Collected data entries
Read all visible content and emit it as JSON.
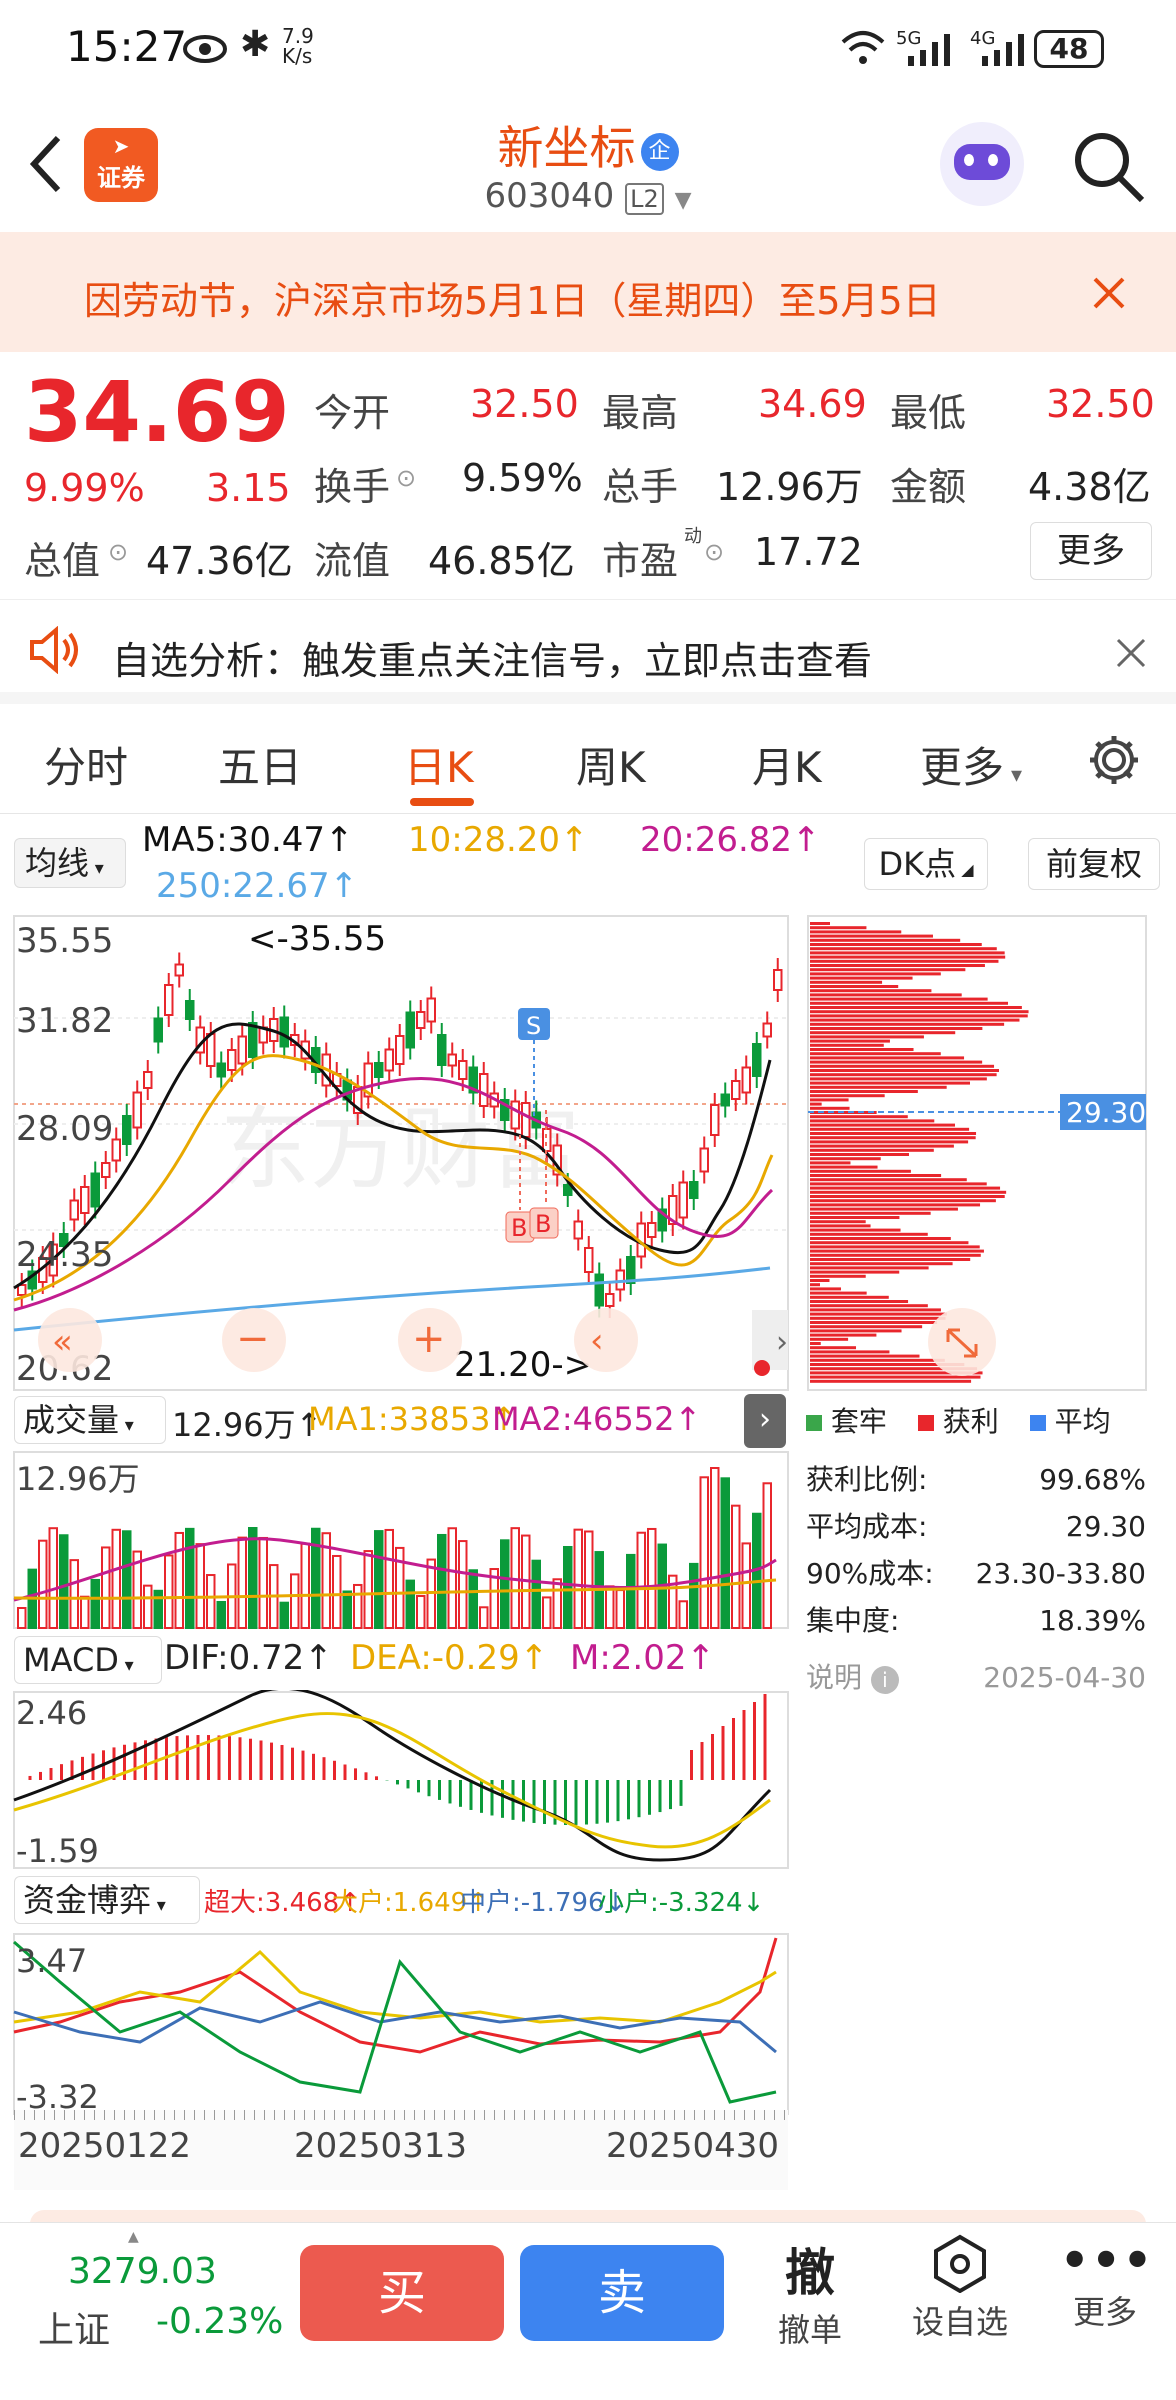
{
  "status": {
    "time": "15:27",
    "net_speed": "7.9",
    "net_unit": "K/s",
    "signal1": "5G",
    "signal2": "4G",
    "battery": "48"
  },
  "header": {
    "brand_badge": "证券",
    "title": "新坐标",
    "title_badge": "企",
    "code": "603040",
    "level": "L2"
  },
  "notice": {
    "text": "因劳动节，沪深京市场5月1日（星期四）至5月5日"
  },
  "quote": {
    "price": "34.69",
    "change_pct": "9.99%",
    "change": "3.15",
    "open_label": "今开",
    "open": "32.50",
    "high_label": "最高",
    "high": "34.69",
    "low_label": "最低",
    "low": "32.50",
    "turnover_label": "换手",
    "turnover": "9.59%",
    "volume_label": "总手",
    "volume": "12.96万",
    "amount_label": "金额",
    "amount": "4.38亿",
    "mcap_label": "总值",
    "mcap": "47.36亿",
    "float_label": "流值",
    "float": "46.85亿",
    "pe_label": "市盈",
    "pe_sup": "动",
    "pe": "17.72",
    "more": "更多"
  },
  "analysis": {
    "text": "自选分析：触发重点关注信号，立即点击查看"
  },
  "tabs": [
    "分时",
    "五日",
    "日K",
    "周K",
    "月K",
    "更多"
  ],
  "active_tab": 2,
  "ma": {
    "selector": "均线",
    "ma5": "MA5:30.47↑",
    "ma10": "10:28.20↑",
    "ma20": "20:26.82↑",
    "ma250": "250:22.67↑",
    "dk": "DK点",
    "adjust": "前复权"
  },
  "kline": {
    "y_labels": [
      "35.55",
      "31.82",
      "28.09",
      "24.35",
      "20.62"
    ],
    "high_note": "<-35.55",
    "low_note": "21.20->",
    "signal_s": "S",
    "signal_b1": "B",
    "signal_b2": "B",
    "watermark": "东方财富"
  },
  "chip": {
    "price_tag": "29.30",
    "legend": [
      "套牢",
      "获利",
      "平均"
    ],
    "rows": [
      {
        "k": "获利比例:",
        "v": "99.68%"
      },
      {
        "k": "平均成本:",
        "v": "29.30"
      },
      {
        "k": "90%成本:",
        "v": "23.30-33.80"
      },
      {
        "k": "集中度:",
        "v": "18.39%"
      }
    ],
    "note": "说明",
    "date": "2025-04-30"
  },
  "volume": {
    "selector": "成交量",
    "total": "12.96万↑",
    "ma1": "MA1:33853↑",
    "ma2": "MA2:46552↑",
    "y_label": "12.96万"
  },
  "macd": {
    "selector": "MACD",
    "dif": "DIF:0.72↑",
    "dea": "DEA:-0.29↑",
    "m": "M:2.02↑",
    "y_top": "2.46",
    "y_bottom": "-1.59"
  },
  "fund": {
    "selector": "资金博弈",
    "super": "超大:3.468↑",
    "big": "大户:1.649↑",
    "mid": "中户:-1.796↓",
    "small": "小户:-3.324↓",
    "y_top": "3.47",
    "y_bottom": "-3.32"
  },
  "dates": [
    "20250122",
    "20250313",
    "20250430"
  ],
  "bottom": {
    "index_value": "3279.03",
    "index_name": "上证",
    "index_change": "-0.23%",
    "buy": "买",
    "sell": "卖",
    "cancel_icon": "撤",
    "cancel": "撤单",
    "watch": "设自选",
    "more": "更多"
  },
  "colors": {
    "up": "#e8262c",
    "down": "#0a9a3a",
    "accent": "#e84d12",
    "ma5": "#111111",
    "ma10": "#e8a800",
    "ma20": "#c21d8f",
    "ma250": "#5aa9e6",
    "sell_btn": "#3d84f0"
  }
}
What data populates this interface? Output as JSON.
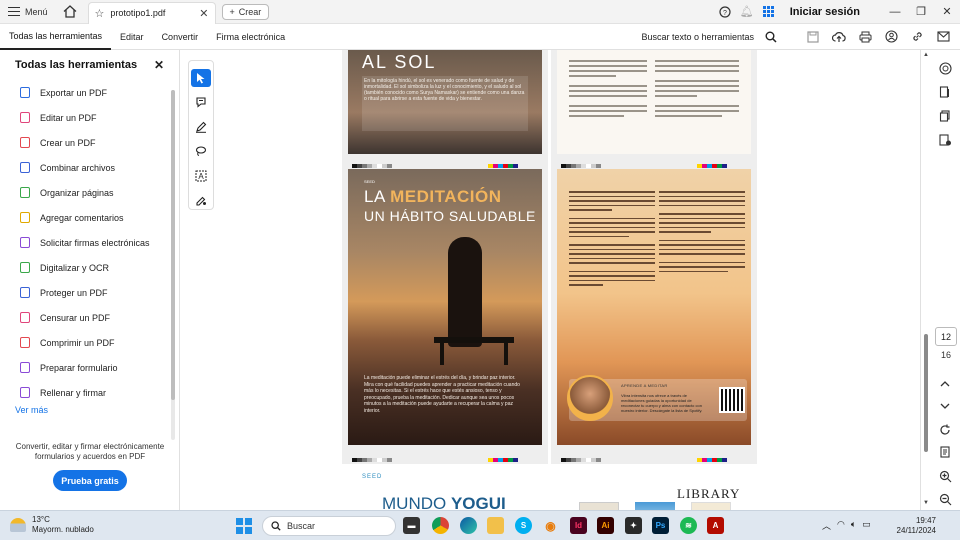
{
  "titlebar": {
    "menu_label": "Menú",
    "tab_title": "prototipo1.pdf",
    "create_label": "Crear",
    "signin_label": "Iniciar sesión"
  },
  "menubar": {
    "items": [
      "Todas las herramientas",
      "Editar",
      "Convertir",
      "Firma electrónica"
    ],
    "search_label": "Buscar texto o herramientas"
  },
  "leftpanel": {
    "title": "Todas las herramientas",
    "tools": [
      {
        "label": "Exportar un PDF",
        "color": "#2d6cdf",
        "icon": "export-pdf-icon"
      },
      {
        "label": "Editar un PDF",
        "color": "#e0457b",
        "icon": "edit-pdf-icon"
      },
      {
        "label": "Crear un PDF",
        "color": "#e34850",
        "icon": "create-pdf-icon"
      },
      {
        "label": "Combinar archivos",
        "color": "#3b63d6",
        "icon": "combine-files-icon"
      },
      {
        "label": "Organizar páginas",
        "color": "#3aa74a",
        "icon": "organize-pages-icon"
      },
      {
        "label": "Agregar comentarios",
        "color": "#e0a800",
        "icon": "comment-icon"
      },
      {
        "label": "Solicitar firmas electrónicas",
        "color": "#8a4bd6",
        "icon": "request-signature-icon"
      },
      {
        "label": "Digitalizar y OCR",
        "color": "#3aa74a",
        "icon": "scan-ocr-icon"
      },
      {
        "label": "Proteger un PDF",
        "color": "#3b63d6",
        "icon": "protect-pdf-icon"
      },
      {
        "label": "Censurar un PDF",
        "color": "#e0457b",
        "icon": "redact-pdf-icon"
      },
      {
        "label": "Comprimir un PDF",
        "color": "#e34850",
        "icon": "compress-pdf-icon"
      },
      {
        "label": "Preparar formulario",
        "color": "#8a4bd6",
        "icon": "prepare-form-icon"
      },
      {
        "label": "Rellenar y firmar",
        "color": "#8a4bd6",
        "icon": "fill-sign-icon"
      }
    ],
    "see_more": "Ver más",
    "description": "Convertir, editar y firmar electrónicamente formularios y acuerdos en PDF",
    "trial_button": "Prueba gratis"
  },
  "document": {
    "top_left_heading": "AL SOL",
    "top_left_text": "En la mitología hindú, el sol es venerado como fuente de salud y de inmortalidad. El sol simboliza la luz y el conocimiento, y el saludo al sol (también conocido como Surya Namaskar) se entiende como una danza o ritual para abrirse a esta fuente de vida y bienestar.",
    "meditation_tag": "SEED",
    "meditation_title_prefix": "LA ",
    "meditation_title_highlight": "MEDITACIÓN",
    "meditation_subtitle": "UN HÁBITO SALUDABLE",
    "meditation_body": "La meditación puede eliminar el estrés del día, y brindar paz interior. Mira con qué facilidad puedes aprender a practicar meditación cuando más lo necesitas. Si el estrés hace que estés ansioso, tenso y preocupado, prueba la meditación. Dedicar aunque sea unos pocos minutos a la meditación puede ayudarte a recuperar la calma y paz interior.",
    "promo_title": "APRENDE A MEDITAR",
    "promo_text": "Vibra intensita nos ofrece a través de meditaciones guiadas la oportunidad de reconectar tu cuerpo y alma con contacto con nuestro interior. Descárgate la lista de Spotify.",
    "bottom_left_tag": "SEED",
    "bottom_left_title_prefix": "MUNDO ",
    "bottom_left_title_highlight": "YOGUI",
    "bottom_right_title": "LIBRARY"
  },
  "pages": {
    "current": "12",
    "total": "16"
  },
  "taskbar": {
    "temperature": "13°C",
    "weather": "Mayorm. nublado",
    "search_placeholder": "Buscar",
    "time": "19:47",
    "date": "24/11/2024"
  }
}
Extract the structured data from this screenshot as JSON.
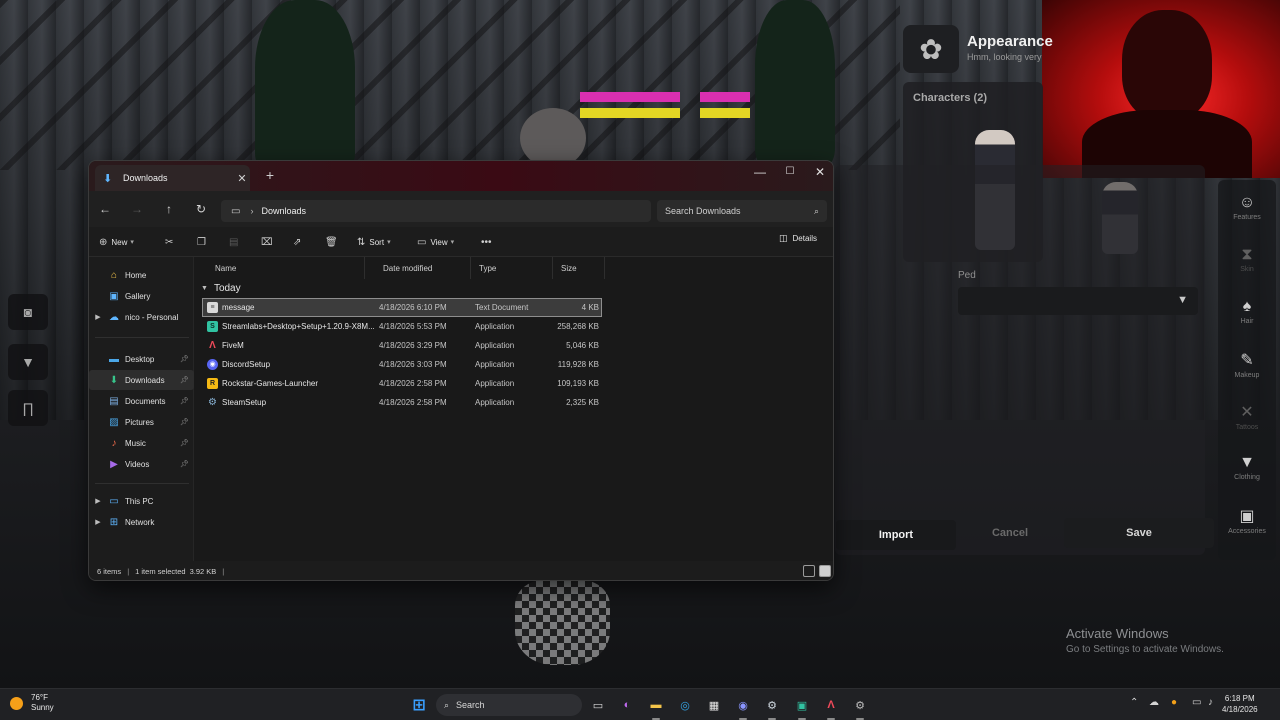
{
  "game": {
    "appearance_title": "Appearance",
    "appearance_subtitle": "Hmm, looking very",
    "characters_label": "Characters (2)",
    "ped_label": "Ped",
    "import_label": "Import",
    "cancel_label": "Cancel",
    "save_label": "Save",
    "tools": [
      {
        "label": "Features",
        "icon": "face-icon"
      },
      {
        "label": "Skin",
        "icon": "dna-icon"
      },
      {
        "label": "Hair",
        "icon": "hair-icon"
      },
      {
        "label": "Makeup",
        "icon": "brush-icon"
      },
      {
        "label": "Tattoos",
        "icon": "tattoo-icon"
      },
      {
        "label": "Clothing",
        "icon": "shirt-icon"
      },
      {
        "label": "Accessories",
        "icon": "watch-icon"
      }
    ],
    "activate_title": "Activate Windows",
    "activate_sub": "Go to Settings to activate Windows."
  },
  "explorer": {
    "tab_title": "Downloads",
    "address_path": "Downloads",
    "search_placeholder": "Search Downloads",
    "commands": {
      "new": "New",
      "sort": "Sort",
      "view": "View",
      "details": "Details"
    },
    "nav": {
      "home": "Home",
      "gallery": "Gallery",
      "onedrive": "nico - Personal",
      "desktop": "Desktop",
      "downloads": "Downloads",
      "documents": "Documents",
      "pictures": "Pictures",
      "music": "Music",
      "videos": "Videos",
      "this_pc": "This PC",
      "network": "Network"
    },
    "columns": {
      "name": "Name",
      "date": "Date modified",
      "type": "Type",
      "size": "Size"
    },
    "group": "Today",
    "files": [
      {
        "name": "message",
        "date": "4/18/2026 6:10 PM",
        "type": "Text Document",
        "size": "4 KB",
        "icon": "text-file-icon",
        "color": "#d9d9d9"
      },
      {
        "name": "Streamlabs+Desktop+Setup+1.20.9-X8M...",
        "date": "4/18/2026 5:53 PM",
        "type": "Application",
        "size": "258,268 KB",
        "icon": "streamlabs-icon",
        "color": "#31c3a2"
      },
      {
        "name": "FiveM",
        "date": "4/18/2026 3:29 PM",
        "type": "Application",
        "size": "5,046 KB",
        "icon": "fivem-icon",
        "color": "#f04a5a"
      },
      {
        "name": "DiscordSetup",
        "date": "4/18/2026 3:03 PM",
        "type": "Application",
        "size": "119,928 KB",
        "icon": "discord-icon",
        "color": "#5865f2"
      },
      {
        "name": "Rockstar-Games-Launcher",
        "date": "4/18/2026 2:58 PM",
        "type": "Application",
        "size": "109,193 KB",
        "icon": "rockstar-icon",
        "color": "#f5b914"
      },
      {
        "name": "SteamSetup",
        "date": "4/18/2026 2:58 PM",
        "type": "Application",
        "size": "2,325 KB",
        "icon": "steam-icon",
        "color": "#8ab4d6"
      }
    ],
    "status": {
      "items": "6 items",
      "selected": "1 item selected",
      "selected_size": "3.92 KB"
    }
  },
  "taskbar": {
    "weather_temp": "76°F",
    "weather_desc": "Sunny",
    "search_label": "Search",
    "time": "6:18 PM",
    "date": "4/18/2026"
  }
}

Given task:
Only lines holding the string "Crear" are wanted; gather each one from the entries above.

Result of this exercise:
    "create_label": "Crear",
        "label": "Crear un PDF",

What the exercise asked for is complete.